++++ EXERCISE MATERIALS
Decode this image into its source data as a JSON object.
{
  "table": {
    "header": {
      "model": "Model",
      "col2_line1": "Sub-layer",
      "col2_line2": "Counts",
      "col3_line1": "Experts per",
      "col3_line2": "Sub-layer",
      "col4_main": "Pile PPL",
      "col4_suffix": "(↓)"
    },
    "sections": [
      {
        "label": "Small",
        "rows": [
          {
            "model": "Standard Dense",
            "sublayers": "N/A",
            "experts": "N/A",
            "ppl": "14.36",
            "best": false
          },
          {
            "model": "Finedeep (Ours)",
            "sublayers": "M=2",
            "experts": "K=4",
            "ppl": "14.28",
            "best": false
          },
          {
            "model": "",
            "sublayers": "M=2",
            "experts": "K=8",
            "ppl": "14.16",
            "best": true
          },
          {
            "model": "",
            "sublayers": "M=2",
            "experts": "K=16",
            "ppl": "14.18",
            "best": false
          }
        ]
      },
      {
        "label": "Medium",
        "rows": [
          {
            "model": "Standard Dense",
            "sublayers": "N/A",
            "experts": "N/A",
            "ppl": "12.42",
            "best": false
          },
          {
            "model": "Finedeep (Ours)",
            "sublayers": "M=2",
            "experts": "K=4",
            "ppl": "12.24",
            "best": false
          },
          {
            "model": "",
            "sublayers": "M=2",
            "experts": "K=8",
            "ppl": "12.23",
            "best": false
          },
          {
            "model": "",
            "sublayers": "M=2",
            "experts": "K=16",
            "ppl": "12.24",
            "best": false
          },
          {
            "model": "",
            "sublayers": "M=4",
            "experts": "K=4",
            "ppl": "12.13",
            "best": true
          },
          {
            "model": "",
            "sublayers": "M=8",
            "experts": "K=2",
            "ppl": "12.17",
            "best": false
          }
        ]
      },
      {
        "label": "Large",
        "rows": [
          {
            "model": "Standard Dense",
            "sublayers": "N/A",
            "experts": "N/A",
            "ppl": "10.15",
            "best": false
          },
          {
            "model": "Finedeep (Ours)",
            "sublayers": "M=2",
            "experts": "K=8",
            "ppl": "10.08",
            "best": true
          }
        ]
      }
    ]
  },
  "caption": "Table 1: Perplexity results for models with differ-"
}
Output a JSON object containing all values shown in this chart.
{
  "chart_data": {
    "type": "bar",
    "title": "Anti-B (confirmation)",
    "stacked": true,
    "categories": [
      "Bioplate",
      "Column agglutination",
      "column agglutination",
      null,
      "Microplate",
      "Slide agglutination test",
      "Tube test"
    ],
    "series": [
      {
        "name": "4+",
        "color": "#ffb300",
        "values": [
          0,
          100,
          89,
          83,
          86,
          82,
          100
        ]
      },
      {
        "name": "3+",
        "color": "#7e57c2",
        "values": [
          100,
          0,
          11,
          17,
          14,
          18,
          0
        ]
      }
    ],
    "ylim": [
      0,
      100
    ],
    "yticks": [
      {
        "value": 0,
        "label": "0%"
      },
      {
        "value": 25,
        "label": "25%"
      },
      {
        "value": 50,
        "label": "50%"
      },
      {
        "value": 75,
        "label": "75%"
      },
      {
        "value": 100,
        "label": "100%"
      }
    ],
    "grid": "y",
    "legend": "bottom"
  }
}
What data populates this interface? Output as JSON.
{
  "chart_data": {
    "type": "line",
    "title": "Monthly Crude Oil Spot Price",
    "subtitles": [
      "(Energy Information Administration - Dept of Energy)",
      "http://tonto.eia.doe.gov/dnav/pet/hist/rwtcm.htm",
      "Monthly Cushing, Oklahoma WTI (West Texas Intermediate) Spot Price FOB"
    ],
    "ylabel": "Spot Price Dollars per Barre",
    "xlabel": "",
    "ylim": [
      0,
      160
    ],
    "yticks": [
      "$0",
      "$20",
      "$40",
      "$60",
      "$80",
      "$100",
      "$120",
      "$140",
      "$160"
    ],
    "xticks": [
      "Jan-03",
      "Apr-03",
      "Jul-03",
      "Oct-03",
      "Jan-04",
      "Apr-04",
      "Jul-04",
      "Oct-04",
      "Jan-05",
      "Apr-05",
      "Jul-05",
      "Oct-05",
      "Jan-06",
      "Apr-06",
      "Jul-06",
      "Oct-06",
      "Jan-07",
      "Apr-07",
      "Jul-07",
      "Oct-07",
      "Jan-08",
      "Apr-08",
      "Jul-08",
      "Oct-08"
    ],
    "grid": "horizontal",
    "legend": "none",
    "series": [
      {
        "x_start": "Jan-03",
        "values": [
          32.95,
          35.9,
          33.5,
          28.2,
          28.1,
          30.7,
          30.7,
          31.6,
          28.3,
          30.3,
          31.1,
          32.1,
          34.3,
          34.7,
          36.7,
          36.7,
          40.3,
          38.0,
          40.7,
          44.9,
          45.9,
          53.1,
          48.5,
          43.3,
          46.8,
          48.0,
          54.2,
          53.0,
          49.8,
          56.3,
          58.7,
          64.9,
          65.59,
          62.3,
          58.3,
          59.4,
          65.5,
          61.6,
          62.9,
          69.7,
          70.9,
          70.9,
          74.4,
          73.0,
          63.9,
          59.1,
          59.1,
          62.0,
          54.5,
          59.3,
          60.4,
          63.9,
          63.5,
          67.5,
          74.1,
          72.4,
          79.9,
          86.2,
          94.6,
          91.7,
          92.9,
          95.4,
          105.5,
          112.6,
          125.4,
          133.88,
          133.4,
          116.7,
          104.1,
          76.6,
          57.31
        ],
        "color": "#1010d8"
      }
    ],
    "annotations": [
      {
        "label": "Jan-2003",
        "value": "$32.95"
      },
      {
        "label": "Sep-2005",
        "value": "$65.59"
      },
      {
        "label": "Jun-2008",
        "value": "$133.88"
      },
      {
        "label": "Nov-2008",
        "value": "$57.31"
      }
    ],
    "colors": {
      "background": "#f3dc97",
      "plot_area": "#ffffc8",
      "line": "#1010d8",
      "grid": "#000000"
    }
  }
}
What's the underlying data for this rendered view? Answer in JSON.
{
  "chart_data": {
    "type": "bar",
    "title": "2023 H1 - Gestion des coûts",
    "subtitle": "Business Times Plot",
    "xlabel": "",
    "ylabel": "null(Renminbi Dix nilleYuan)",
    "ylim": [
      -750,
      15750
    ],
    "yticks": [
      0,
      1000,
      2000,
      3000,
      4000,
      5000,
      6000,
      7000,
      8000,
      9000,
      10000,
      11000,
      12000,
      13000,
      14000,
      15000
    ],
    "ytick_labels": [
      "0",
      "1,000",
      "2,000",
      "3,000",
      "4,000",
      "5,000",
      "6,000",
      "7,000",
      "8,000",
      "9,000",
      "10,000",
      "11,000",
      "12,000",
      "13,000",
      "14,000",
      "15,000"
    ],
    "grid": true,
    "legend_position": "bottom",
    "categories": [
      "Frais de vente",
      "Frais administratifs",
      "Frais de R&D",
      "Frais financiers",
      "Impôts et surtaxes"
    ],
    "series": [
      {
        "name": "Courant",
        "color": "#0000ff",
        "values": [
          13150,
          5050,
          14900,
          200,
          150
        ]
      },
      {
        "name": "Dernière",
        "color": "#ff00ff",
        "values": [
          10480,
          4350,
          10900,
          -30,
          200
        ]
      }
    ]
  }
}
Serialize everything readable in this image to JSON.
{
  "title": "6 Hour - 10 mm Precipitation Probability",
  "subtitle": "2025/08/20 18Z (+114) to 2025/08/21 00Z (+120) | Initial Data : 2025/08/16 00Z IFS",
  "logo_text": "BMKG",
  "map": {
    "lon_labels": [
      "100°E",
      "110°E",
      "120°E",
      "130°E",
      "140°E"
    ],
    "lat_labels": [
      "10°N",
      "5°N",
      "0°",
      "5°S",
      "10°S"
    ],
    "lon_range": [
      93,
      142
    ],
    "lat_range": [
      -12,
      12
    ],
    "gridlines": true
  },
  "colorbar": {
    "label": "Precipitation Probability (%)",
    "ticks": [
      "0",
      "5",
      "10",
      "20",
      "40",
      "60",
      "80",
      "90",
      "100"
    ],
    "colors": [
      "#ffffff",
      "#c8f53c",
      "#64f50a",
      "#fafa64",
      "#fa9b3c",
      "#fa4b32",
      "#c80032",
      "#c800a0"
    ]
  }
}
++++++++
Copy every line of the listing where the word "Output" appears.

Output a JSON object containing all values shown in this chart.
What data populates this interface? Output as JSON.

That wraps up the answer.